# Entries supplied
--------------------
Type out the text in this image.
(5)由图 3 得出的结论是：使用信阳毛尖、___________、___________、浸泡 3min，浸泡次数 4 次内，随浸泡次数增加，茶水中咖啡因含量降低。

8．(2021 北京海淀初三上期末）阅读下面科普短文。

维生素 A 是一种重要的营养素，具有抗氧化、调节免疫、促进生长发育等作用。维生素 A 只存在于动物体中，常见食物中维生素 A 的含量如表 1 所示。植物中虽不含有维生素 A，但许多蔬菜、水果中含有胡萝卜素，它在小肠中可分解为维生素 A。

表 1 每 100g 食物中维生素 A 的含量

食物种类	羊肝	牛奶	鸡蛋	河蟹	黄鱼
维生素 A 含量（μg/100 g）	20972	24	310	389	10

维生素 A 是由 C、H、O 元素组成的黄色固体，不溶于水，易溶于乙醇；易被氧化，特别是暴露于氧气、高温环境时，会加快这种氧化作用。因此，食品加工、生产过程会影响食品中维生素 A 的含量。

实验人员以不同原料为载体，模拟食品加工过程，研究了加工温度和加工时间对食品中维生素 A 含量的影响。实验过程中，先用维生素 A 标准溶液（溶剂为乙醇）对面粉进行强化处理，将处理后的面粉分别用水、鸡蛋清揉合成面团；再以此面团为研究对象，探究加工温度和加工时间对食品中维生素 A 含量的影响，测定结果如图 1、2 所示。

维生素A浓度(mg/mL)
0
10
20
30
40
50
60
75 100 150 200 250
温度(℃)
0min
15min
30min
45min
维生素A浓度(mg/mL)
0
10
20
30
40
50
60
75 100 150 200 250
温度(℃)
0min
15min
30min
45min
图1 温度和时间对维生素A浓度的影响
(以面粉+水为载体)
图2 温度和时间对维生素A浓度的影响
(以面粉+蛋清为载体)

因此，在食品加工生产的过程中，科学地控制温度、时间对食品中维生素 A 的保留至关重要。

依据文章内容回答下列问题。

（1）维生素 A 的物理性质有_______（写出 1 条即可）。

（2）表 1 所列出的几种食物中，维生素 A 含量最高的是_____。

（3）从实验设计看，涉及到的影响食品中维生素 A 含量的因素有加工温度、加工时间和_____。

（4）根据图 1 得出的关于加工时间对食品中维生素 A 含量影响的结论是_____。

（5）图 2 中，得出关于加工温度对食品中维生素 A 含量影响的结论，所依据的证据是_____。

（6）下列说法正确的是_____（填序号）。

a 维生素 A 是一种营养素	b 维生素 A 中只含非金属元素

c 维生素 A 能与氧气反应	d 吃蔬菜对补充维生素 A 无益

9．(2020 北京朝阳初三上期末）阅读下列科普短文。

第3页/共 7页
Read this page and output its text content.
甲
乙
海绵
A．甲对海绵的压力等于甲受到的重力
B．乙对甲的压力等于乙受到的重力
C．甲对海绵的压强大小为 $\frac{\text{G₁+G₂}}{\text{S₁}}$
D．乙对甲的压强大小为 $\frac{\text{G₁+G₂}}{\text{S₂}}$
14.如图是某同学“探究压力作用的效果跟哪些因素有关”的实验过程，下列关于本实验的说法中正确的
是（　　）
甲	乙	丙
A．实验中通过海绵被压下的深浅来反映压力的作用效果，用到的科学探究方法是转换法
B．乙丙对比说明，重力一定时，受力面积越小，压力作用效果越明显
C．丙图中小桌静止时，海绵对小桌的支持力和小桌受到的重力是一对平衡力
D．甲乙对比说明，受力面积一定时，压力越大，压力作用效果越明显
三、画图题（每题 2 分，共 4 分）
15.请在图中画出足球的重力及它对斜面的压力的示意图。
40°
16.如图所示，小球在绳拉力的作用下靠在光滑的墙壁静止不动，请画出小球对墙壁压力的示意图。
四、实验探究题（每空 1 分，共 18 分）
--------------------
# To be done
Pick out every line of the listing containing the word "压力作用效果越明显", and show those lines.

# Exercise response
B．乙丙对比说明，重力一定时，受力面积越小，压力作用效果越明显
D．甲乙对比说明，受力面积一定时，压力越大，压力作用效果越明显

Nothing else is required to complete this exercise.